> **Selected extract**
- - - - - - -

Regan’s death has now shone a global spotlight on ag-gag laws in Ontario, and people are even more motivated than before to see these dangerous laws challenged and struck down in court.
Celebrities are joining thousands of others to commemorate the life of animal rights activist Regan Russell, who was fatally struck by a transport truck at a slaughterhouse vigil in Canada last month.
Regan Russell, 65, was a lifelong animal rights activist. She died
fighting to expose the same practices that Ontario’s new ag-gag law, Bill
156, are trying to hide. On Friday, June 19, Russell was struck by a truck
at a slaughterhouse vigil organized by global activist network the Save
Movement. The incident came just two days after the province passed a
controversial new ag-gag bill designed to cover up animal cruelty on farms
and during transport. Today, leaders in the animal rights movement are
promising that Russell’s death will not be in vain and that her long-time
efforts to be a voice for animals will continue on.
From public proclamations by a prominent celebrity to a full-page newspaper
ad, renewing attention to Ontario’s ag-gag legislation, and rescuing animals
in her name, Russell’s nearly fifty years of activism for the animals is
certainly living on.

- - - - - - -

> **Exercises to complete**
1. From the article on Regan Russell, return the stretch from "Regan’s death has" through "down in court.".
2. According to the article on Regan Russell, on what date was she struck by a truck at the slaughterhouse vigil?
3. Extend the article on Regan Russell, picking up after its final sentence.

- - - - - - -

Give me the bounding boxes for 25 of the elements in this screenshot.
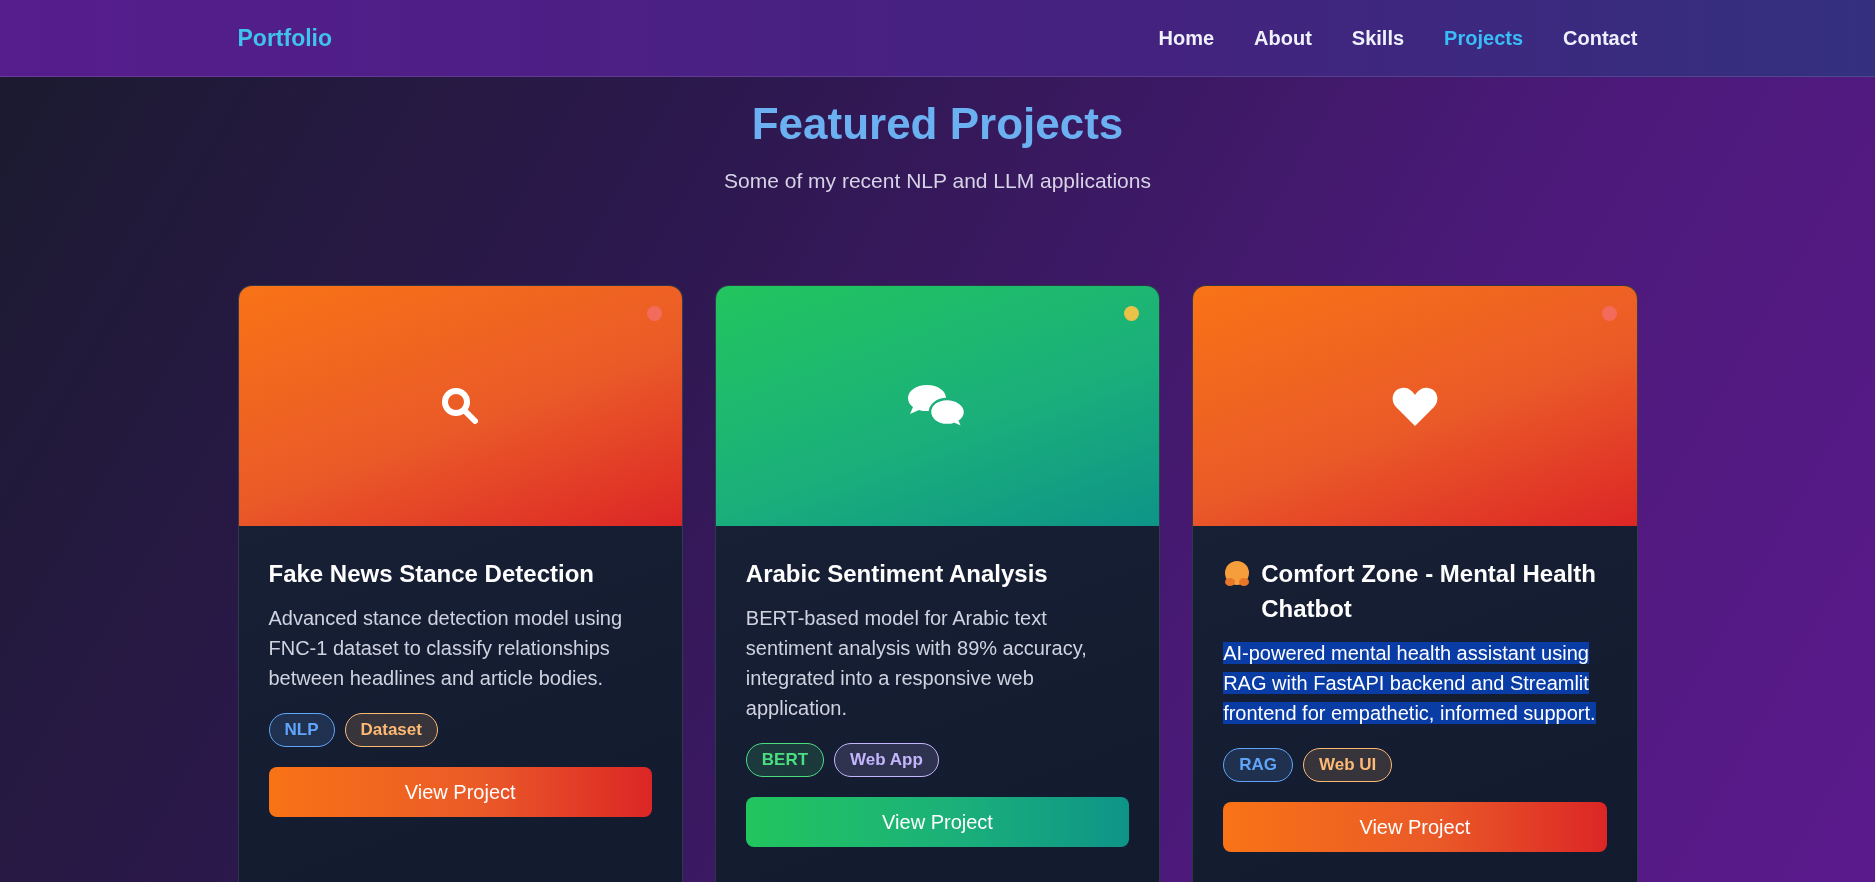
tag: Dataset bbox=[344, 713, 438, 747]
section-title: Featured Projects bbox=[751, 99, 1124, 149]
tag: RAG bbox=[1223, 748, 1293, 782]
view-project-button[interactable]: View Project bbox=[1223, 802, 1607, 852]
nav-link[interactable]: Skills bbox=[1351, 26, 1405, 50]
nav-link[interactable]: Home bbox=[1158, 26, 1215, 50]
project-title: Arabic Sentiment Analysis bbox=[745, 559, 1048, 589]
heart-icon bbox=[1391, 386, 1438, 426]
section-subtitle: Some of my recent NLP and LLM applications bbox=[724, 169, 1151, 193]
tag: BERT bbox=[745, 743, 825, 777]
tag: NLP bbox=[268, 713, 335, 747]
nav-link[interactable]: Projects bbox=[1444, 26, 1524, 50]
project-description: AI-powered mental health assistant using RAG with FastAPI backend and Streamlit frontend for empathetic, informed support. bbox=[1223, 641, 1597, 726]
tag: Web App bbox=[834, 743, 939, 777]
tag: Web UI bbox=[1302, 748, 1393, 782]
project-title: Comfort Zone - Mental Health Chatbot bbox=[1261, 559, 1597, 624]
project-title: Fake News Stance Detection bbox=[268, 559, 594, 589]
logo[interactable]: Portfolio bbox=[237, 24, 333, 52]
nav-link[interactable]: Contact bbox=[1563, 26, 1638, 50]
search-icon bbox=[440, 386, 481, 426]
view-project-button[interactable]: View Project bbox=[745, 797, 1130, 847]
project-description: BERT-based model for Arabic text sentiment analysis with 89% accuracy, integrated into a responsive web application. bbox=[745, 606, 1088, 721]
nav-link[interactable]: About bbox=[1254, 26, 1312, 50]
project-description: Advanced stance detection model using FNC-1 dataset to classify relationships between headlines and article bodies. bbox=[268, 606, 624, 691]
view-project-button[interactable]: View Project bbox=[268, 767, 652, 817]
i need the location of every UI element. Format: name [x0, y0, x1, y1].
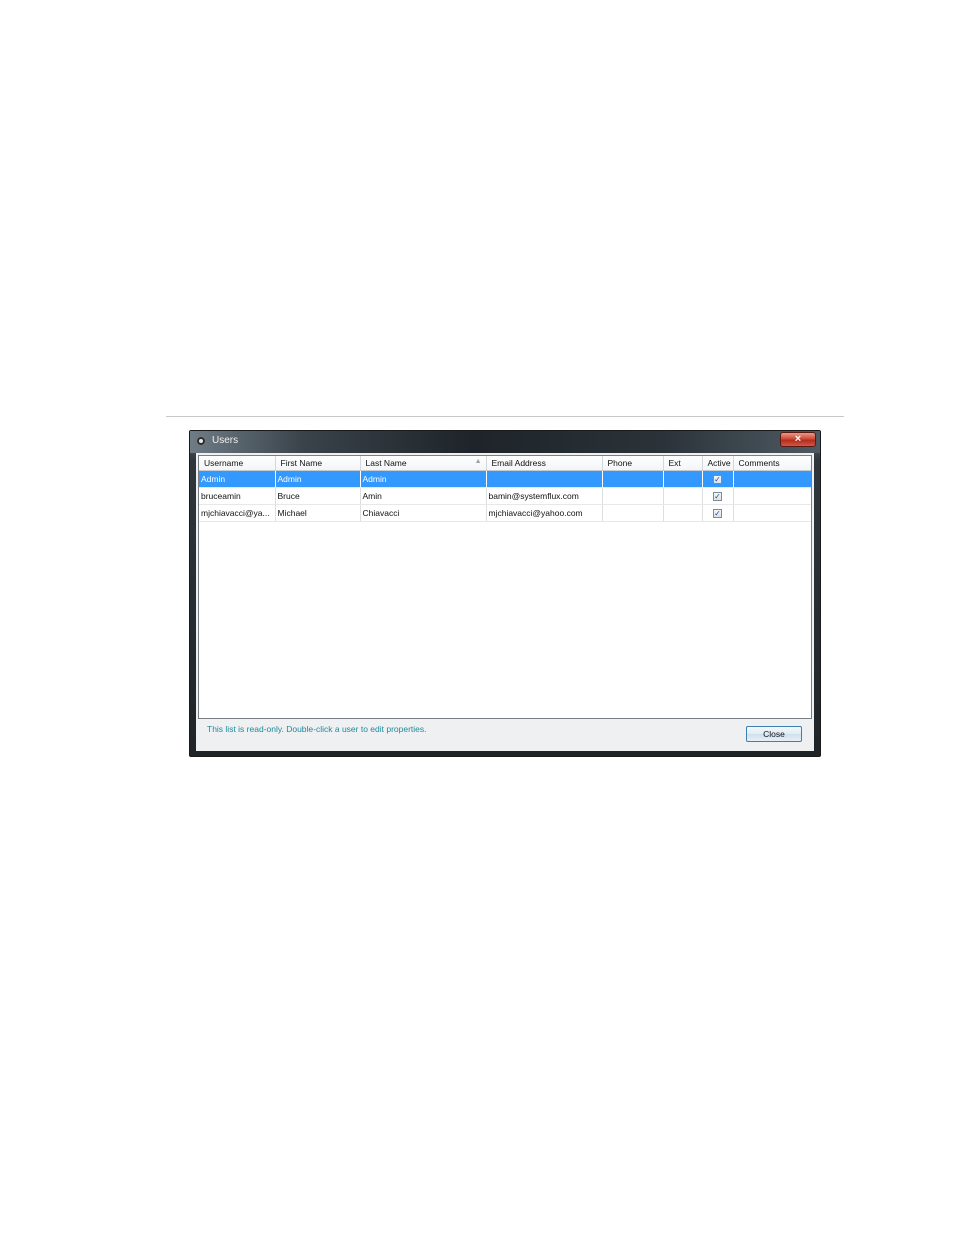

- - - - - - -

> **Replies**
1.
Regan’s death has now shone a global spotlight on ag-gag laws in Ontario, and people are even more motivated than before to see these dangerous laws challenged and struck down in court.

2. Friday, June 19.

3.
Award-winning actor and well-known animal activist Joaquin Phoenix recently
attended a vigil for Russell outside a Los Angeles slaughterhouse, where he
was photographed holding a sign displaying the now-popular hashtag
“#SavePigs4Regan.” In a statement published in part by various media outlets
late last week, Phoenix says, “While her tragic death has brought upon deep
sorrow in the Animal Save community, we will honor her memory by vigorously
confronting the cruelties she fought so hard to prevent by marching with
Black Lives, protecting Indigenous rights, fighting for LGBTQ equality, and
living a compassionate vegan life.” He also adds: “The Ontario government
can attempt to silence us with the passage of its ag-gag bill—Bill 156—but
we will never go away and we will never back down.”
Soon, the bill will make it highly illegal for Save Movement activists in
the province to bear witness to animals inside transport trucks—as they have
been doing for years—with fines of up to $15,000 for a first offense and up
to $25,000 for subsequent offenses. Bill 156 will also criminalize the
actions of groups like Direct Action Everywhere and Meat the Victims who
walk onto farms, document what they see, and share their findings.
According to Camille Labchuk, animal rights lawyer and executive director of
Animal Justice, Russell’s death has further fueled the fight against Bill
156. “Regan’s death has now shone a global spotlight on ag-gag laws in
Ontario, and people are even more motivated than before to see these
dangerous laws challenged and struck down in court,” she says. Labchuk
describes Bill 156 as “a massive violation of human rights laws, targeted
directly at people who stand up for animal rights.” She states that Animal
Justice will “fight to strike down Bill 156, and force the government to do
what it should have done all along—regulate and monitor animal welfare on
farms.”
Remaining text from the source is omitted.